--- WORKING DATA ---
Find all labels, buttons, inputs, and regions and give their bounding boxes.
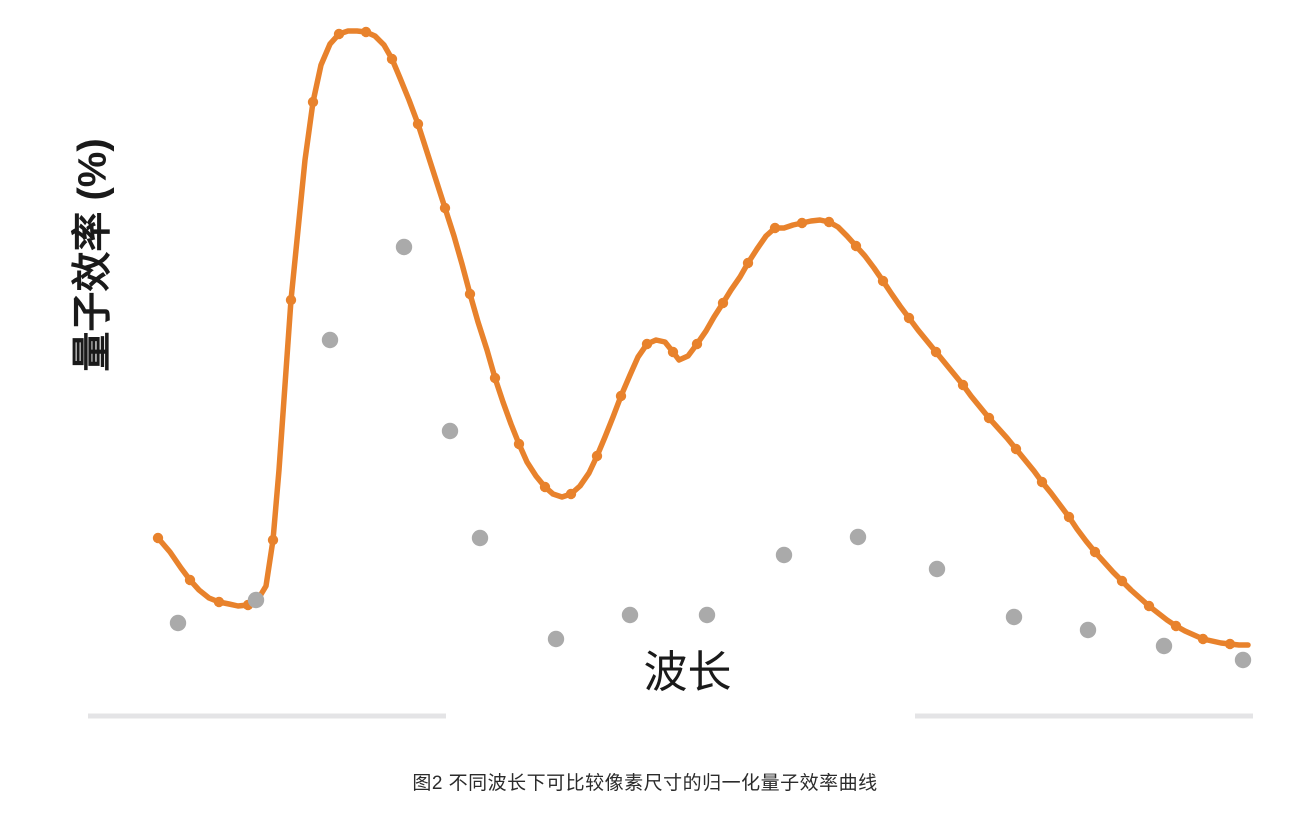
gray-scatter-point [698, 606, 716, 624]
qe-data-marker [1143, 600, 1155, 612]
qe-data-marker [386, 53, 398, 65]
qe-data-marker [850, 240, 862, 252]
gray-scatter-point [1005, 608, 1023, 626]
qe-data-marker [152, 532, 164, 544]
gray-scatter-point [395, 238, 413, 256]
gray-scatter-point [247, 591, 265, 609]
qe-data-marker [267, 534, 279, 546]
qe-data-marker [877, 275, 889, 287]
qe-data-marker [1089, 546, 1101, 558]
figure-caption: 图2 不同波长下可比较像素尺寸的归一化量子效率曲线 [412, 773, 878, 794]
qe-curve-line [155, 28, 1251, 648]
gray-scatter-point [775, 546, 793, 564]
qe-data-marker [1036, 476, 1048, 488]
qe-data-marker [717, 297, 729, 309]
gray-scatter-point [621, 606, 639, 624]
qe-data-marker [1063, 511, 1075, 523]
qe-data-marker [412, 118, 424, 130]
qe-data-marker [285, 294, 297, 306]
qe-data-marker [213, 596, 225, 608]
gray-scatter-point [849, 528, 867, 546]
qe-data-marker [184, 574, 196, 586]
qe-data-marker [796, 217, 808, 229]
qe-data-marker [565, 488, 577, 500]
gray-scatter-point [928, 560, 946, 578]
qe-curve-markers [152, 26, 1236, 650]
gray-scatter-point [321, 331, 339, 349]
gray-scatter-point [547, 630, 565, 648]
qe-curve [155, 28, 1251, 648]
chart-plot-area [88, 26, 1253, 719]
qe-data-marker [489, 372, 501, 384]
qe-data-marker [513, 438, 525, 450]
qe-data-marker [615, 390, 627, 402]
gray-scatter-point [1155, 637, 1173, 655]
qe-data-marker [1197, 633, 1209, 645]
qe-data-marker [641, 338, 653, 350]
qe-data-marker [691, 338, 703, 350]
qe-data-marker [1224, 638, 1236, 650]
qe-data-marker [1116, 575, 1128, 587]
qe-data-marker [769, 222, 781, 234]
qe-data-marker [823, 216, 835, 228]
qe-data-marker [957, 379, 969, 391]
qe-data-marker [930, 346, 942, 358]
gray-scatter-point [1234, 651, 1252, 669]
qe-data-marker [539, 481, 551, 493]
qe-data-marker [1170, 620, 1182, 632]
qe-data-marker [1010, 443, 1022, 455]
qe-data-marker [591, 450, 603, 462]
qe-data-marker [333, 28, 345, 40]
qe-data-marker [307, 96, 319, 108]
quantum-efficiency-chart [88, 26, 1253, 719]
qe-data-marker [464, 288, 476, 300]
qe-data-marker [903, 312, 915, 324]
qe-data-marker [667, 346, 679, 358]
qe-data-marker [439, 202, 451, 214]
gray-scatter-point [1079, 621, 1097, 639]
qe-data-marker [742, 257, 754, 269]
gray-scatter-point [471, 529, 489, 547]
qe-data-marker [360, 26, 372, 38]
gray-scatter-point [169, 614, 187, 632]
qe-data-marker [983, 412, 995, 424]
gray-scatter-points [169, 238, 1252, 669]
gray-scatter-point [441, 422, 459, 440]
---
=== TASK DETAILS ===
Change every "qe-data-marker" in the items to "qe-point" and write all the lines out again with nothing else changed. Leave out the pictures.

=== ANSWER TO THIS EXERCISE ===
Find all labels, buttons, inputs, and regions and give their bounding boxes.
gray-scatter-point [698, 606, 716, 624]
qe-point [1143, 600, 1155, 612]
qe-point [386, 53, 398, 65]
qe-point [850, 240, 862, 252]
gray-scatter-point [1005, 608, 1023, 626]
qe-point [152, 532, 164, 544]
gray-scatter-point [395, 238, 413, 256]
gray-scatter-point [247, 591, 265, 609]
qe-point [267, 534, 279, 546]
qe-point [877, 275, 889, 287]
qe-point [1089, 546, 1101, 558]
figure-caption: 图2 不同波长下可比较像素尺寸的归一化量子效率曲线 [412, 773, 878, 794]
qe-curve-line [155, 28, 1251, 648]
gray-scatter-point [775, 546, 793, 564]
qe-point [1036, 476, 1048, 488]
qe-point [717, 297, 729, 309]
gray-scatter-point [621, 606, 639, 624]
qe-point [1063, 511, 1075, 523]
qe-point [412, 118, 424, 130]
qe-point [285, 294, 297, 306]
qe-point [213, 596, 225, 608]
gray-scatter-point [849, 528, 867, 546]
qe-point [184, 574, 196, 586]
qe-point [796, 217, 808, 229]
qe-point [565, 488, 577, 500]
gray-scatter-point [928, 560, 946, 578]
qe-curve-markers [152, 26, 1236, 650]
gray-scatter-point [321, 331, 339, 349]
gray-scatter-point [547, 630, 565, 648]
qe-curve [155, 28, 1251, 648]
chart-plot-area [88, 26, 1253, 719]
qe-point [489, 372, 501, 384]
qe-point [513, 438, 525, 450]
qe-point [615, 390, 627, 402]
gray-scatter-point [1155, 637, 1173, 655]
qe-point [1197, 633, 1209, 645]
qe-point [641, 338, 653, 350]
qe-point [691, 338, 703, 350]
qe-point [1224, 638, 1236, 650]
qe-point [1116, 575, 1128, 587]
qe-point [769, 222, 781, 234]
qe-point [823, 216, 835, 228]
qe-point [957, 379, 969, 391]
qe-point [930, 346, 942, 358]
gray-scatter-point [1234, 651, 1252, 669]
qe-point [539, 481, 551, 493]
qe-point [1170, 620, 1182, 632]
qe-point [1010, 443, 1022, 455]
qe-point [591, 450, 603, 462]
qe-point [333, 28, 345, 40]
qe-point [307, 96, 319, 108]
quantum-efficiency-chart [88, 26, 1253, 719]
qe-point [464, 288, 476, 300]
qe-point [903, 312, 915, 324]
qe-point [667, 346, 679, 358]
qe-point [439, 202, 451, 214]
gray-scatter-point [1079, 621, 1097, 639]
qe-point [742, 257, 754, 269]
gray-scatter-point [471, 529, 489, 547]
qe-point [360, 26, 372, 38]
gray-scatter-point [169, 614, 187, 632]
qe-point [983, 412, 995, 424]
gray-scatter-points [169, 238, 1252, 669]
gray-scatter-point [441, 422, 459, 440]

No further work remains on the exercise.